═════ PROVIDED RECORDS
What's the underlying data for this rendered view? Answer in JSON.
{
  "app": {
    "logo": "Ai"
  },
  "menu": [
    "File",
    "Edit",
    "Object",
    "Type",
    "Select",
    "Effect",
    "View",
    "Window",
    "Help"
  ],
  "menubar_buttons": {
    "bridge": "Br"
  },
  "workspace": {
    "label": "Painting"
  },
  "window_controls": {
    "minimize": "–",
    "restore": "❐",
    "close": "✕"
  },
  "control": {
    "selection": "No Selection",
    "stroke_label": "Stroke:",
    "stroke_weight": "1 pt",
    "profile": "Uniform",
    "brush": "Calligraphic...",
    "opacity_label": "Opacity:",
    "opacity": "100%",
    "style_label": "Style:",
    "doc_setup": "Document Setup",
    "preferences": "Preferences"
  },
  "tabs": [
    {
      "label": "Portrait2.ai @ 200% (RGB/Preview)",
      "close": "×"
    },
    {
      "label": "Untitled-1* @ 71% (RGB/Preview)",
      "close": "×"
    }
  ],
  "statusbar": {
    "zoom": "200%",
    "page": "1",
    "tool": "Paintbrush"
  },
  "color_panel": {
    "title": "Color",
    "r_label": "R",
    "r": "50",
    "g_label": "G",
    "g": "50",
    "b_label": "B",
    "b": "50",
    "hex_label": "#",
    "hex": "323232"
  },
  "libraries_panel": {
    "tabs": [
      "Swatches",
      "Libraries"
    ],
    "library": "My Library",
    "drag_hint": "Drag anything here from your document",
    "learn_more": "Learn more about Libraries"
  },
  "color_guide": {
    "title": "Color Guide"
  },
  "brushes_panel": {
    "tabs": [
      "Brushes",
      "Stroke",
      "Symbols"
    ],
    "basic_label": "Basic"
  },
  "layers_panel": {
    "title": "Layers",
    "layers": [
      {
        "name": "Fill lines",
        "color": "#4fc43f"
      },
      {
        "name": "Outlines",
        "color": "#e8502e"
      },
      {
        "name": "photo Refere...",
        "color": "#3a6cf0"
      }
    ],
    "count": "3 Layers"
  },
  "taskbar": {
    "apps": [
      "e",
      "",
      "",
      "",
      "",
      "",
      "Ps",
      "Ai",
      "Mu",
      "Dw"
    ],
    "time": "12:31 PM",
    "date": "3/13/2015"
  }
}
══════════
Copy all of the data. Keep every word exactly as it is.

What's the underlying data for this rendered view? Answer in JSON.
{
  "app": {
    "logo": "Ai"
  },
  "menu": [
    "File",
    "Edit",
    "Object",
    "Type",
    "Select",
    "Effect",
    "View",
    "Window",
    "Help"
  ],
  "menubar_buttons": {
    "bridge": "Br"
  },
  "workspace": {
    "label": "Painting"
  },
  "window_controls": {
    "minimize": "–",
    "restore": "❐",
    "close": "✕"
  },
  "control": {
    "selection": "No Selection",
    "stroke_label": "Stroke:",
    "stroke_weight": "1 pt",
    "profile": "Uniform",
    "brush": "Calligraphic...",
    "opacity_label": "Opacity:",
    "opacity": "100%",
    "style_label": "Style:",
    "doc_setup": "Document Setup",
    "preferences": "Preferences"
  },
  "tabs": [
    {
      "label": "Portrait2.ai @ 200% (RGB/Preview)",
      "close": "×"
    },
    {
      "label": "Untitled-1* @ 71% (RGB/Preview)",
      "close": "×"
    }
  ],
  "statusbar": {
    "zoom": "200%",
    "page": "1",
    "tool": "Paintbrush"
  },
  "color_panel": {
    "title": "Color",
    "r_label": "R",
    "r": "50",
    "g_label": "G",
    "g": "50",
    "b_label": "B",
    "b": "50",
    "hex_label": "#",
    "hex": "323232"
  },
  "libraries_panel": {
    "tabs": [
      "Swatches",
      "Libraries"
    ],
    "library": "My Library",
    "drag_hint": "Drag anything here from your document",
    "learn_more": "Learn more about Libraries"
  },
  "color_guide": {
    "title": "Color Guide"
  },
  "brushes_panel": {
    "tabs": [
      "Brushes",
      "Stroke",
      "Symbols"
    ],
    "basic_label": "Basic"
  },
  "layers_panel": {
    "title": "Layers",
    "layers": [
      {
        "name": "Fill lines",
        "color": "#4fc43f"
      },
      {
        "name": "Outlines",
        "color": "#e8502e"
      },
      {
        "name": "photo Refere...",
        "color": "#3a6cf0"
      }
    ],
    "count": "3 Layers"
  },
  "taskbar": {
    "apps": [
      "e",
      "",
      "",
      "",
      "",
      "",
      "Ps",
      "Ai",
      "Mu",
      "Dw"
    ],
    "time": "12:31 PM",
    "date": "3/13/2015"
  }
}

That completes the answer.